## Aim of the exercise:
Reproduce, word for word, every line starting at the line that contains "Give me a plain-text" and ending with the final line of the entries.

## Record list:

.....

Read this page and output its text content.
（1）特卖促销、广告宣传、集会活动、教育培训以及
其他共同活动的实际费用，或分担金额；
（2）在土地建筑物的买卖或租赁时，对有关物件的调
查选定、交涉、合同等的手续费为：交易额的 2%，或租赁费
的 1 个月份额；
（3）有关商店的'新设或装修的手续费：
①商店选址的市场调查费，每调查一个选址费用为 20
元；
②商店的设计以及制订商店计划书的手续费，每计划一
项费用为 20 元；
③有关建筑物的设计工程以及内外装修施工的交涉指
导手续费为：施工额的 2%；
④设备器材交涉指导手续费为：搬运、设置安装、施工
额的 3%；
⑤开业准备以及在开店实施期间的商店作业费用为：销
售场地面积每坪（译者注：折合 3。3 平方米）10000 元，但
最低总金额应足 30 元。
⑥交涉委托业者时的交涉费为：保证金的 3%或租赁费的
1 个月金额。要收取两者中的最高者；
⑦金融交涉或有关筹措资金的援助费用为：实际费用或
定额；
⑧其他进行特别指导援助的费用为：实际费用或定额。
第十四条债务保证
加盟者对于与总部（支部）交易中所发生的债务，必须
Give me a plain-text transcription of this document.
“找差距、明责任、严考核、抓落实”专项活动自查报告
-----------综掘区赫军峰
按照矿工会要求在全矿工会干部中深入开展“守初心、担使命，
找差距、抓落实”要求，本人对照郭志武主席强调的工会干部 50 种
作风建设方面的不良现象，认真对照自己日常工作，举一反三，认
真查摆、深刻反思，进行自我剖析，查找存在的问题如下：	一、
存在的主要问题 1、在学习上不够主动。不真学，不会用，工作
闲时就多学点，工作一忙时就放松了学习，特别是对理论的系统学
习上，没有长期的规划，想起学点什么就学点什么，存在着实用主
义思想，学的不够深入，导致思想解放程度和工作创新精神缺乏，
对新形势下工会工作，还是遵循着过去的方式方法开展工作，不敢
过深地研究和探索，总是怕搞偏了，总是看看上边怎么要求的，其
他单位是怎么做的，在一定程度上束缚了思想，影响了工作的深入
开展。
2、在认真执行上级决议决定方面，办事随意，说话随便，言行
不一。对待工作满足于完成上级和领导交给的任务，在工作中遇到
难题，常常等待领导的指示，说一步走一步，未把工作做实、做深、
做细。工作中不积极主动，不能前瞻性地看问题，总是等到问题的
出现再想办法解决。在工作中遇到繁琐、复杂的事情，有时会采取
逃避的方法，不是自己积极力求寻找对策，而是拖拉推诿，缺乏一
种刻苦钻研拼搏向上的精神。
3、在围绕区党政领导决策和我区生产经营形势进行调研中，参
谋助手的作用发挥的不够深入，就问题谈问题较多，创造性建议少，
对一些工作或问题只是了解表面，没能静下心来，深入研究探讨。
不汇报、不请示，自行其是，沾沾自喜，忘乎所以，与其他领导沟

.....

## Answer to this problem:
Give me a plain-text transcription of this document.
“找差距、明责任、严考核、抓落实”专项活动自查报告
-----------综掘区赫军峰
按照矿工会要求在全矿工会干部中深入开展“守初心、担使命，
找差距、抓落实”要求，本人对照郭志武主席强调的工会干部 50 种
作风建设方面的不良现象，认真对照自己日常工作，举一反三，认
真查摆、深刻反思，进行自我剖析，查找存在的问题如下：	一、
存在的主要问题 1、在学习上不够主动。不真学，不会用，工作
闲时就多学点，工作一忙时就放松了学习，特别是对理论的系统学
习上，没有长期的规划，想起学点什么就学点什么，存在着实用主
义思想，学的不够深入，导致思想解放程度和工作创新精神缺乏，
对新形势下工会工作，还是遵循着过去的方式方法开展工作，不敢
过深地研究和探索，总是怕搞偏了，总是看看上边怎么要求的，其
他单位是怎么做的，在一定程度上束缚了思想，影响了工作的深入
开展。
2、在认真执行上级决议决定方面，办事随意，说话随便，言行
不一。对待工作满足于完成上级和领导交给的任务，在工作中遇到
难题，常常等待领导的指示，说一步走一步，未把工作做实、做深、
做细。工作中不积极主动，不能前瞻性地看问题，总是等到问题的
出现再想办法解决。在工作中遇到繁琐、复杂的事情，有时会采取
逃避的方法，不是自己积极力求寻找对策，而是拖拉推诿，缺乏一
种刻苦钻研拼搏向上的精神。
3、在围绕区党政领导决策和我区生产经营形势进行调研中，参
谋助手的作用发挥的不够深入，就问题谈问题较多，创造性建议少，
对一些工作或问题只是了解表面，没能静下心来，深入研究探讨。
不汇报、不请示，自行其是，沾沾自喜，忘乎所以，与其他领导沟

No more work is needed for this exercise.